What is needed - From the entries that follow, pick out all lines holding "Babba".

Entries provided -
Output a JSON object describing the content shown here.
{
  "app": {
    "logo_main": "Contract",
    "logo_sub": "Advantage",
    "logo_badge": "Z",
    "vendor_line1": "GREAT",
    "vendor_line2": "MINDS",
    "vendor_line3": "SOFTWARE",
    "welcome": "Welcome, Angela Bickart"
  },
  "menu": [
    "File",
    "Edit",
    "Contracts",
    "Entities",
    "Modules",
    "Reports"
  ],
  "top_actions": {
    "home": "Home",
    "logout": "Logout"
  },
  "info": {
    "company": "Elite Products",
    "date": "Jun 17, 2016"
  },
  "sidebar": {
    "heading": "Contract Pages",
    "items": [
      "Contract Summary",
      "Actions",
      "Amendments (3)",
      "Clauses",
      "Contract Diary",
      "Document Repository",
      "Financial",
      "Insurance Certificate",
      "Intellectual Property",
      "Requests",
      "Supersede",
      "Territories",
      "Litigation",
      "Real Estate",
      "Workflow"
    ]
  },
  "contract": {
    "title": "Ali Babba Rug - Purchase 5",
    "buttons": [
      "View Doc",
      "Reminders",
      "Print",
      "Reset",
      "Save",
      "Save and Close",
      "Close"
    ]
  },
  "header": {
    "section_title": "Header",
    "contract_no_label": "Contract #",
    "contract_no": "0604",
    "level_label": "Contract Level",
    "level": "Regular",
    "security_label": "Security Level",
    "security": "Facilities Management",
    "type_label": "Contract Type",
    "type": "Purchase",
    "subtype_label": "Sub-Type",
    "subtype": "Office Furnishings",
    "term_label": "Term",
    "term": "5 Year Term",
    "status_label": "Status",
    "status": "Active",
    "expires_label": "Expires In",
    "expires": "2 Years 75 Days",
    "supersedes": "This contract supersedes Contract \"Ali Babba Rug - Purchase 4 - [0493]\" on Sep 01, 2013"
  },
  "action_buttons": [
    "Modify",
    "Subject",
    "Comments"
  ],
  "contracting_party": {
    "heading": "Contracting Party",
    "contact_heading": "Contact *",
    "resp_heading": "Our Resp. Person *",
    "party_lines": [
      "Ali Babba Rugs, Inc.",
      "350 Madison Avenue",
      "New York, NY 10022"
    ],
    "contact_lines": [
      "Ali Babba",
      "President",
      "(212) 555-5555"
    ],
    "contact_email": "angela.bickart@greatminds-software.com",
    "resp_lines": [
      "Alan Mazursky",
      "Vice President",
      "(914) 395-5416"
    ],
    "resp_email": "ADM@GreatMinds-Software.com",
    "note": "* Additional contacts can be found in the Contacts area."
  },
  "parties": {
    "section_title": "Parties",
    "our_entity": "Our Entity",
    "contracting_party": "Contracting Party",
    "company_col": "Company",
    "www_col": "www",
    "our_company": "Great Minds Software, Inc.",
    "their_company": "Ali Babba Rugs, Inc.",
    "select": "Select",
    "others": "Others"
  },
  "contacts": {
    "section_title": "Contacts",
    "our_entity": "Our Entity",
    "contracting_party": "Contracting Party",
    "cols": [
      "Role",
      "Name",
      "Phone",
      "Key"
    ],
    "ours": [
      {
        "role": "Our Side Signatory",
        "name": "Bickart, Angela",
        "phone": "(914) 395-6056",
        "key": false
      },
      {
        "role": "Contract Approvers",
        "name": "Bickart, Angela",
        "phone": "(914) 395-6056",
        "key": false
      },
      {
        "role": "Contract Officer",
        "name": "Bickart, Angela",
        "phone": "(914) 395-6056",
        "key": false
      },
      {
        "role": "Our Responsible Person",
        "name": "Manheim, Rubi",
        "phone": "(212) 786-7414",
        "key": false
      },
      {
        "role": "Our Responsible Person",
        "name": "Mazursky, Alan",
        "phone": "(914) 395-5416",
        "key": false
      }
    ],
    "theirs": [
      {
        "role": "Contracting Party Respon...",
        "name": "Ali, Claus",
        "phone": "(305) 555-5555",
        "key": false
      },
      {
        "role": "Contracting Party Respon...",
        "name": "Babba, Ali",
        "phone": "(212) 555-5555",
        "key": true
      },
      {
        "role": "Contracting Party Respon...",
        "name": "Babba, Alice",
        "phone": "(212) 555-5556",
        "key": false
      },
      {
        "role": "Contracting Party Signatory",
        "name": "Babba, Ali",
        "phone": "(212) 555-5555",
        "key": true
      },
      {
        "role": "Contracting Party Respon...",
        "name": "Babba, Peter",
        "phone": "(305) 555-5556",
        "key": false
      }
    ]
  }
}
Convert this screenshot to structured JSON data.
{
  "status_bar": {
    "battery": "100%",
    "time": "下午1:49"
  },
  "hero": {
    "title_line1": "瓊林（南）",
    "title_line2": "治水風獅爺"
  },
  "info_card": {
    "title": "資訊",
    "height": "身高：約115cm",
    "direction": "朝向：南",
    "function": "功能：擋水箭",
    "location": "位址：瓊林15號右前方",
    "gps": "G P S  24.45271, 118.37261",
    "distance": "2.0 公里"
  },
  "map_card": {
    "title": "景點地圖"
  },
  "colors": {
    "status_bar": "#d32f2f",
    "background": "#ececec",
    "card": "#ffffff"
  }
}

...

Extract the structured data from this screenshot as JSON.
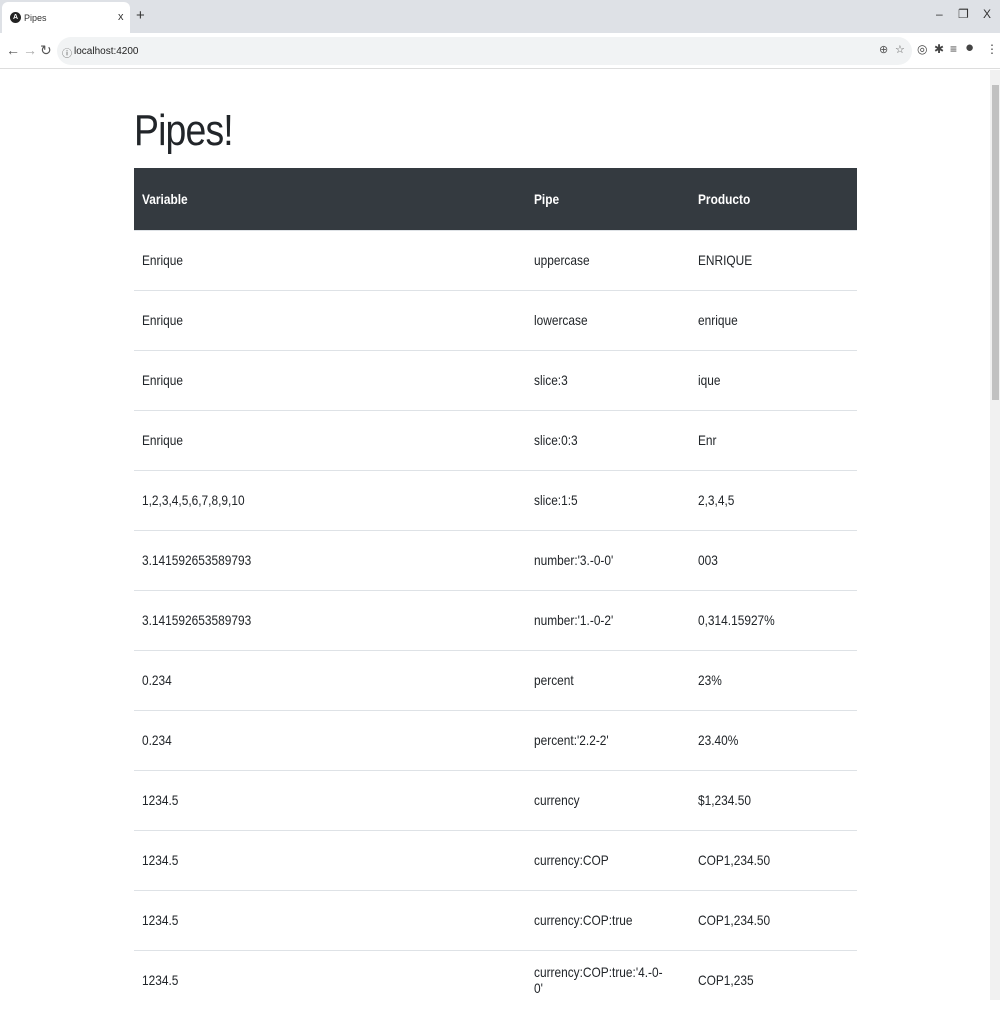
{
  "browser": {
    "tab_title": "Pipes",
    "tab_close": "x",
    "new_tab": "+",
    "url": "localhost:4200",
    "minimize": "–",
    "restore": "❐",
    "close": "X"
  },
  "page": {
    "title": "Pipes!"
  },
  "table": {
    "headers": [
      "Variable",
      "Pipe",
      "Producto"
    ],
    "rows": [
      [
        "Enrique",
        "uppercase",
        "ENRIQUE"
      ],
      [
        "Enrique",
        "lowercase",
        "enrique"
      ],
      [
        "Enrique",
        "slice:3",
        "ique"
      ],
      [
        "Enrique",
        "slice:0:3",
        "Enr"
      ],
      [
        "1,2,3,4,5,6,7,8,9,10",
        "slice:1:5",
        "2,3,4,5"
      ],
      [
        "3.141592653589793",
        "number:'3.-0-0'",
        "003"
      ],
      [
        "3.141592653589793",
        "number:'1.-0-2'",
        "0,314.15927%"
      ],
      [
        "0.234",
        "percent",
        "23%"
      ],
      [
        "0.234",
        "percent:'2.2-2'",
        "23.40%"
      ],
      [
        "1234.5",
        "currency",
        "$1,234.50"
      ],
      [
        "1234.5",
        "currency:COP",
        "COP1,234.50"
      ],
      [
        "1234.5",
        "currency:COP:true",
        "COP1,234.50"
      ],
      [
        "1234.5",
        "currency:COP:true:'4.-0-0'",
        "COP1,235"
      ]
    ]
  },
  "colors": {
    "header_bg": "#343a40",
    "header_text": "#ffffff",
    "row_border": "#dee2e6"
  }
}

Result -
    "title": "Ali Babba Rug - Purchase 5",
    "supersedes": "This contract supersedes Contract \"Ali Babba Rug - Purchase 4 - [0493]\" on Sep 01, 2013"
      "Ali Babba Rugs, Inc.",
      "Ali Babba",
    "their_company": "Ali Babba Rugs, Inc.",
        "name": "Babba, Ali",
        "name": "Babba, Alice",
        "name": "Babba, Ali",
        "name": "Babba, Peter",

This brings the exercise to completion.